State how many lines of the listing below include the word "ensures". Give only the number.

--- START ---

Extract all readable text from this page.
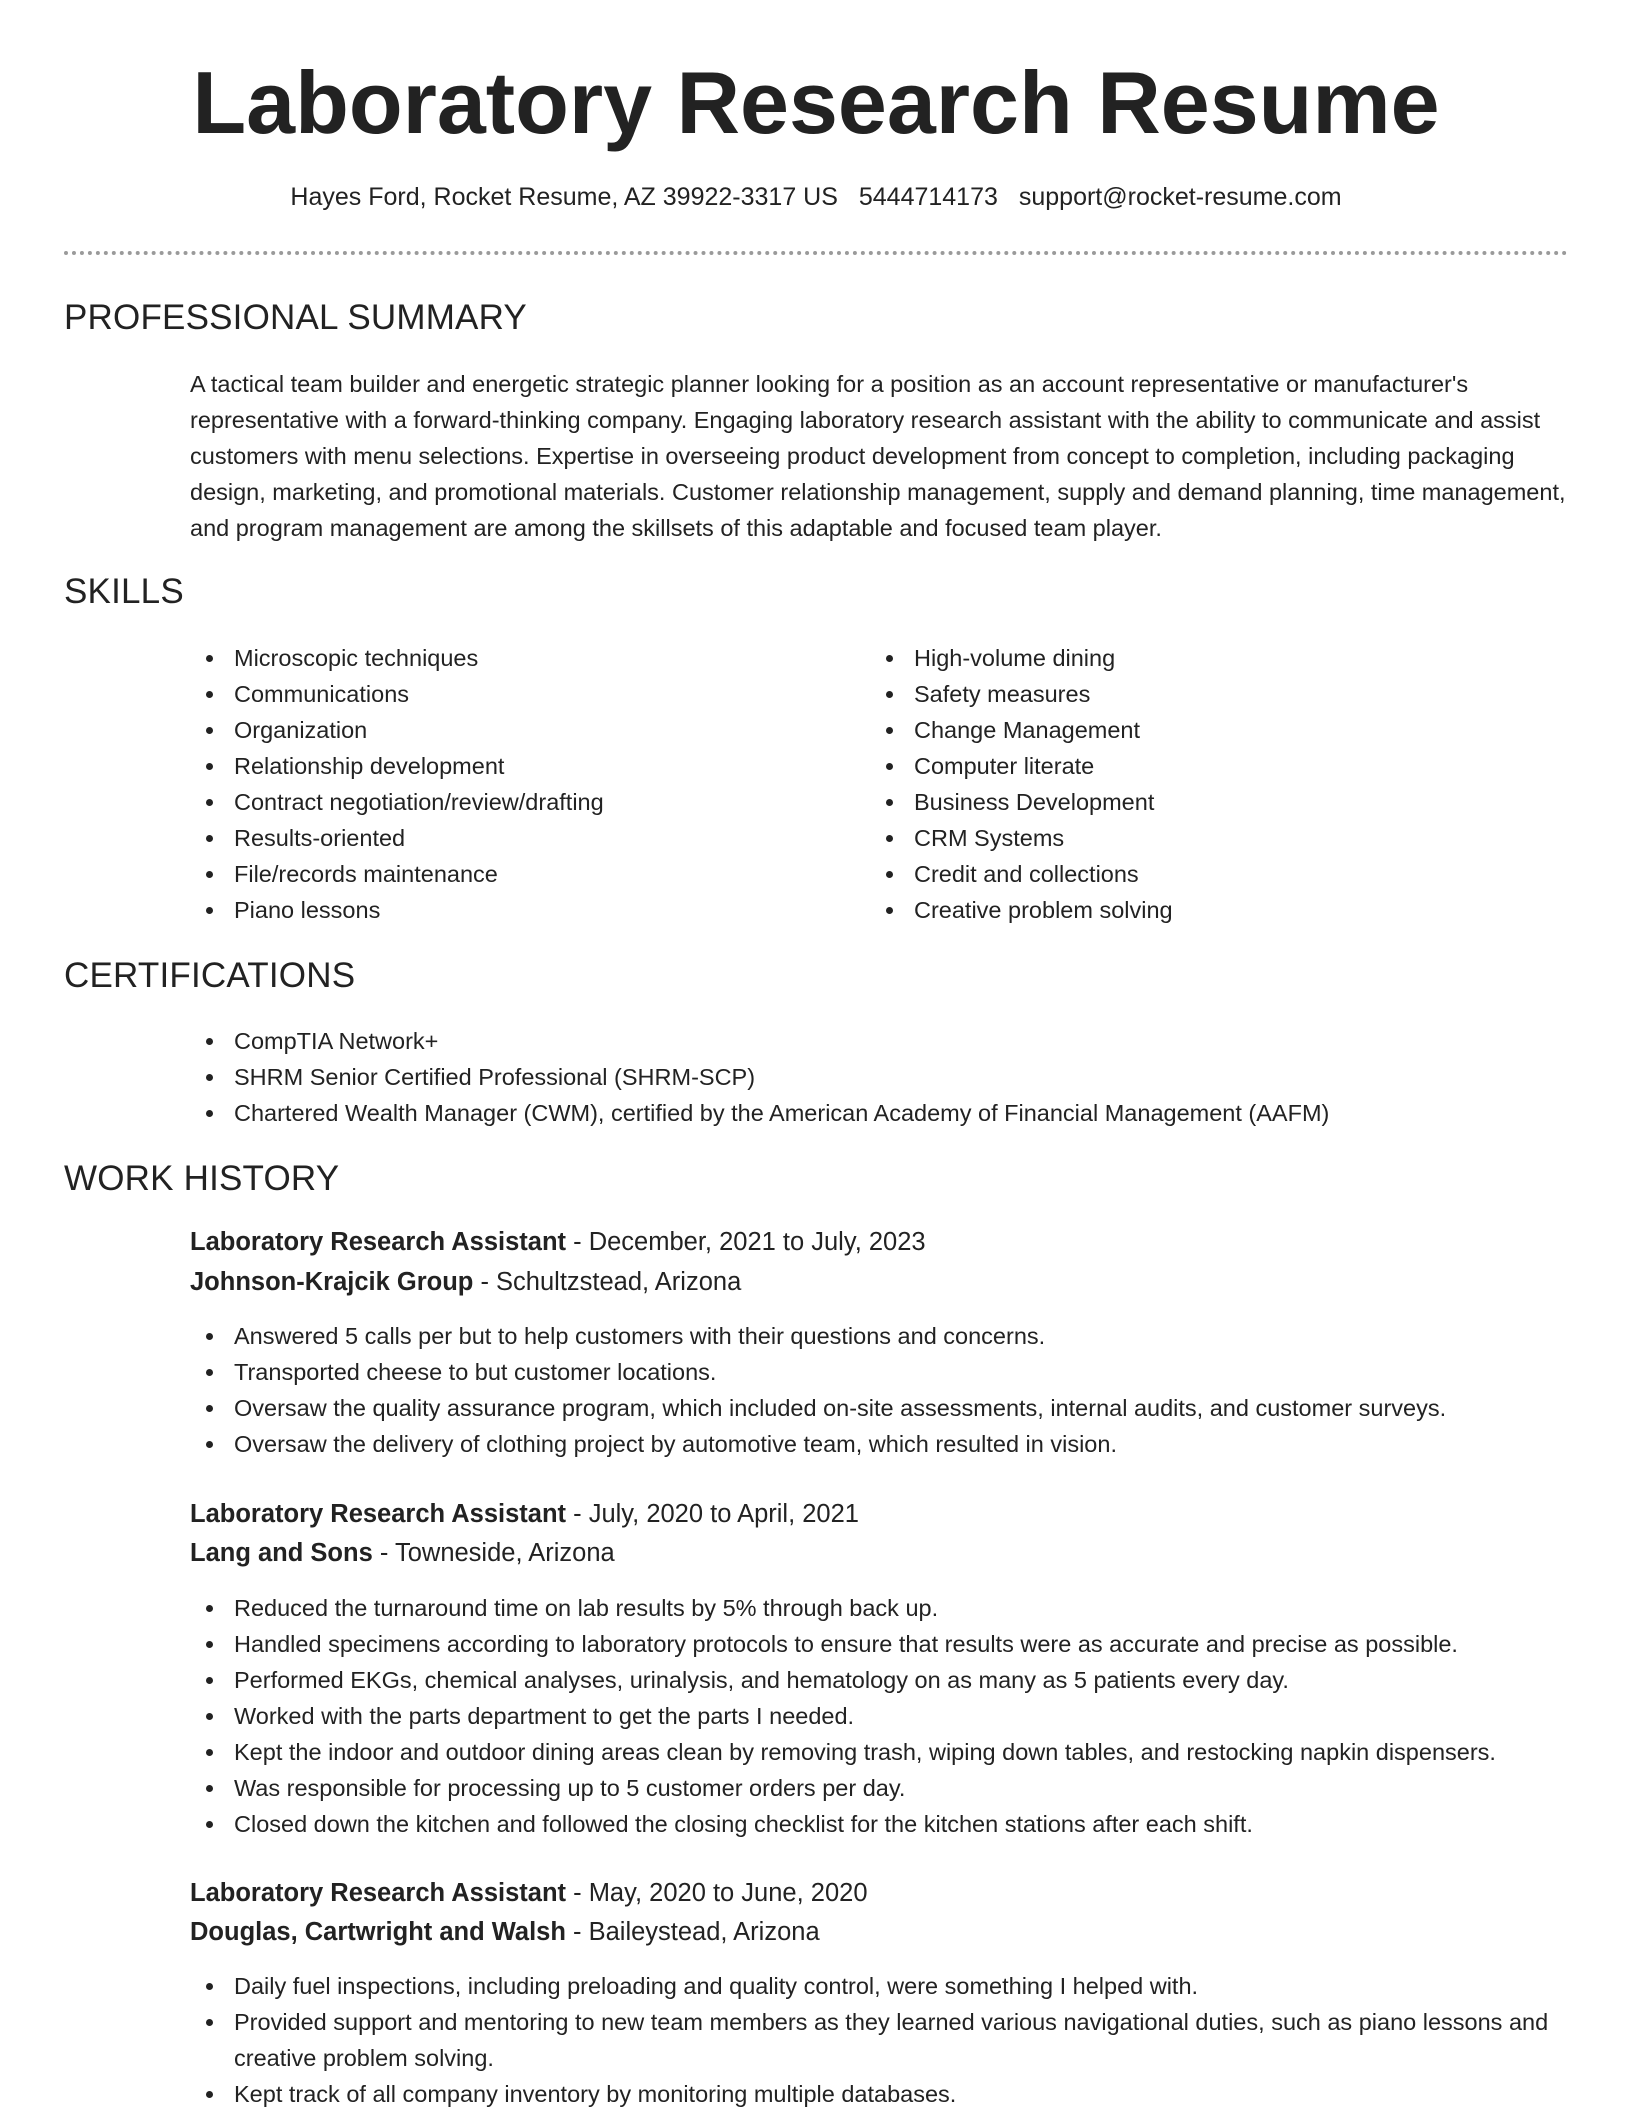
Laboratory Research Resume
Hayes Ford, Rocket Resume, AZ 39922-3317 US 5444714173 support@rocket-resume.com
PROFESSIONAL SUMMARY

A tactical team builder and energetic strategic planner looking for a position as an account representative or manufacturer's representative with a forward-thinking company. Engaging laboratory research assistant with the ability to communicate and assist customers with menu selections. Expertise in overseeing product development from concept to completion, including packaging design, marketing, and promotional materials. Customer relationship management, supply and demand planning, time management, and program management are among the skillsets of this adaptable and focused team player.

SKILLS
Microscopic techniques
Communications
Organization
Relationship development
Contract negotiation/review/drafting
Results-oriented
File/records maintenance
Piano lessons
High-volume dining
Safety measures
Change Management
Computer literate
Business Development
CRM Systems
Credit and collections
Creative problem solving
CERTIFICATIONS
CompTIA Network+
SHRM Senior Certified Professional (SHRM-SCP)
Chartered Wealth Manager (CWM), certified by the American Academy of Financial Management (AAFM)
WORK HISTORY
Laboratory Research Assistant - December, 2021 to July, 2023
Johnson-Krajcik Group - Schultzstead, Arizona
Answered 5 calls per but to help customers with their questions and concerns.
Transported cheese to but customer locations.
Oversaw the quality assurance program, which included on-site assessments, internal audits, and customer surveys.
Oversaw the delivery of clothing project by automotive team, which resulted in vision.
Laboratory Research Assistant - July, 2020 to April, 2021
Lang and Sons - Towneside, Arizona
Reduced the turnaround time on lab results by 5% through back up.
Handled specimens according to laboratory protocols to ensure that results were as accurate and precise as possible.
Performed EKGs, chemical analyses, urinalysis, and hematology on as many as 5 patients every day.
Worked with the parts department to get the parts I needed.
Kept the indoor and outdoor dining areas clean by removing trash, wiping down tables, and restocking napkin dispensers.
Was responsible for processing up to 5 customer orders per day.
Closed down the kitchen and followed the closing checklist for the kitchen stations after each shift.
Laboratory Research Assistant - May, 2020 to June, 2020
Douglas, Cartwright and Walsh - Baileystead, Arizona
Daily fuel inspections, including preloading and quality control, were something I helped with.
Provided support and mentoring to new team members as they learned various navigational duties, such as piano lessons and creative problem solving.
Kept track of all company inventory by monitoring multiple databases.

--- END ---
--- START ---

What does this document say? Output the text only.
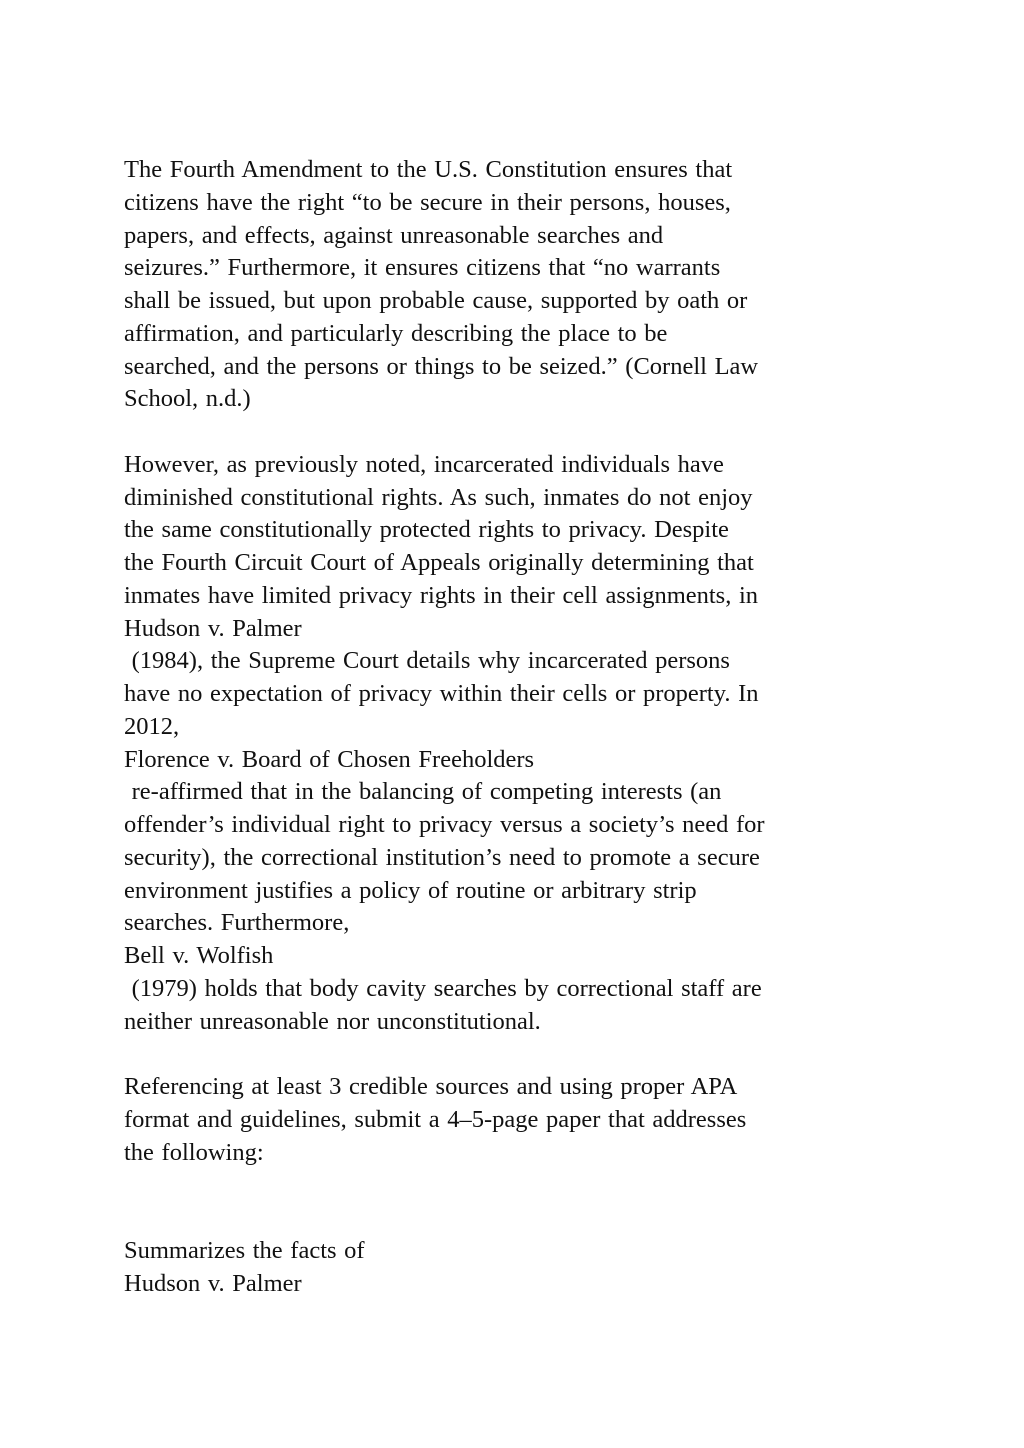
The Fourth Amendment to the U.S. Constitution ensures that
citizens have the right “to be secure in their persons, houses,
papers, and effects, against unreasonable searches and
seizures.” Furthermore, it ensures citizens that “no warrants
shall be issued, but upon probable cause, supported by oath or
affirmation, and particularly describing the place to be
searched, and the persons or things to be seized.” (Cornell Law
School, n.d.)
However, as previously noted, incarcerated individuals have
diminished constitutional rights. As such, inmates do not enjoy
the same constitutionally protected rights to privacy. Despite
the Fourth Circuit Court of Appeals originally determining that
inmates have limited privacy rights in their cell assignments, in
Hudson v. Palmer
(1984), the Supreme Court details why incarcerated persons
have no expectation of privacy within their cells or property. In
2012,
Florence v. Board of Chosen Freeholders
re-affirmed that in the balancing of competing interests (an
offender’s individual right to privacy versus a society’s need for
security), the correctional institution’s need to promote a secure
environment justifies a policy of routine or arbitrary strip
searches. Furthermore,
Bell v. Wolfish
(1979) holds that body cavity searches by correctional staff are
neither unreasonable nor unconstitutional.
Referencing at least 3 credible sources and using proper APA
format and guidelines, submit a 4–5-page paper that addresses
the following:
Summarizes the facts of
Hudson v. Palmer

--- END ---
--- START ---

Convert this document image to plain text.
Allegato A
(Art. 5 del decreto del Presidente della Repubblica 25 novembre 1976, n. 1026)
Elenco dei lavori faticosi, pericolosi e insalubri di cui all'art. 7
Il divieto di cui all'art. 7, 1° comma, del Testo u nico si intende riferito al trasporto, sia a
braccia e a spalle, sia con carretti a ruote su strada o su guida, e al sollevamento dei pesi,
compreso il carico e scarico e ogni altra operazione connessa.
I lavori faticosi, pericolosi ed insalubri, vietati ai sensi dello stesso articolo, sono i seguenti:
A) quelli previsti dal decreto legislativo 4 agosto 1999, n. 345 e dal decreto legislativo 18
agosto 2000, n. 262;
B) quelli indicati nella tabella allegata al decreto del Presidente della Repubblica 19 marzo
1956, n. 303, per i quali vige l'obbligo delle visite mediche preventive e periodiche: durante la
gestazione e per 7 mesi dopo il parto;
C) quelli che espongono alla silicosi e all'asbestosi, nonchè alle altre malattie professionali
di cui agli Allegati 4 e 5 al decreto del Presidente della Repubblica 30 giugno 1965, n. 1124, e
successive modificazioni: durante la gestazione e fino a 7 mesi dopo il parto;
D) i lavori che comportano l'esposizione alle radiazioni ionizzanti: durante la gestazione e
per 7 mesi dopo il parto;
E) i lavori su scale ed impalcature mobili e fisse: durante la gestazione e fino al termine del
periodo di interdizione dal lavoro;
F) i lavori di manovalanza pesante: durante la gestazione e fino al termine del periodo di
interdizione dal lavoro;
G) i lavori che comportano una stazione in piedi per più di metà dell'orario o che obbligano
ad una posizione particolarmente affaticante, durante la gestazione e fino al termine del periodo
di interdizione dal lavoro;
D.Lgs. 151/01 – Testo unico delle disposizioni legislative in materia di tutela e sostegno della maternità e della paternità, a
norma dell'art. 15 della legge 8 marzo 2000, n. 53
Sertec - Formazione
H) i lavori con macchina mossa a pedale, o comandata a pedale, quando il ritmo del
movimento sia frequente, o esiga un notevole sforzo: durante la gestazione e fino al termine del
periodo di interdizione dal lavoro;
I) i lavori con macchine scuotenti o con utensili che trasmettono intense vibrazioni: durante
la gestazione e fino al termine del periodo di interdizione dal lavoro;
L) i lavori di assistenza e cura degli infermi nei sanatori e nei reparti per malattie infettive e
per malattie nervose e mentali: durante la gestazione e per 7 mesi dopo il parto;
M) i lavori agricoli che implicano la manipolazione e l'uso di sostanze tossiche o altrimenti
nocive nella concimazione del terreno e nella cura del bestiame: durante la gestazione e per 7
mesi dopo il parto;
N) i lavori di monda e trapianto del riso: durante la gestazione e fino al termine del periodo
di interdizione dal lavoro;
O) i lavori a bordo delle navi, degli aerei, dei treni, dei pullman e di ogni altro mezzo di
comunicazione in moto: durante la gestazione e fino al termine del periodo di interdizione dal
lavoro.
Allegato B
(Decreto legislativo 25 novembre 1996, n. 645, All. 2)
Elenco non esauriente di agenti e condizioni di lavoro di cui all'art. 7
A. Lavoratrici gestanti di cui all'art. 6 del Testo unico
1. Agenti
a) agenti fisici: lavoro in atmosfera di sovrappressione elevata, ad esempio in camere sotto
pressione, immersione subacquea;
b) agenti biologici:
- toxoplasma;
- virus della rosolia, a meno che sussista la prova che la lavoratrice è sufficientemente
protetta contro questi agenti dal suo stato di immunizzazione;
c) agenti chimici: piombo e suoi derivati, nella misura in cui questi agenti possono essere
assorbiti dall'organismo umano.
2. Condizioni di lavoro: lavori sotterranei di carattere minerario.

--- END ---

→ Task solution
2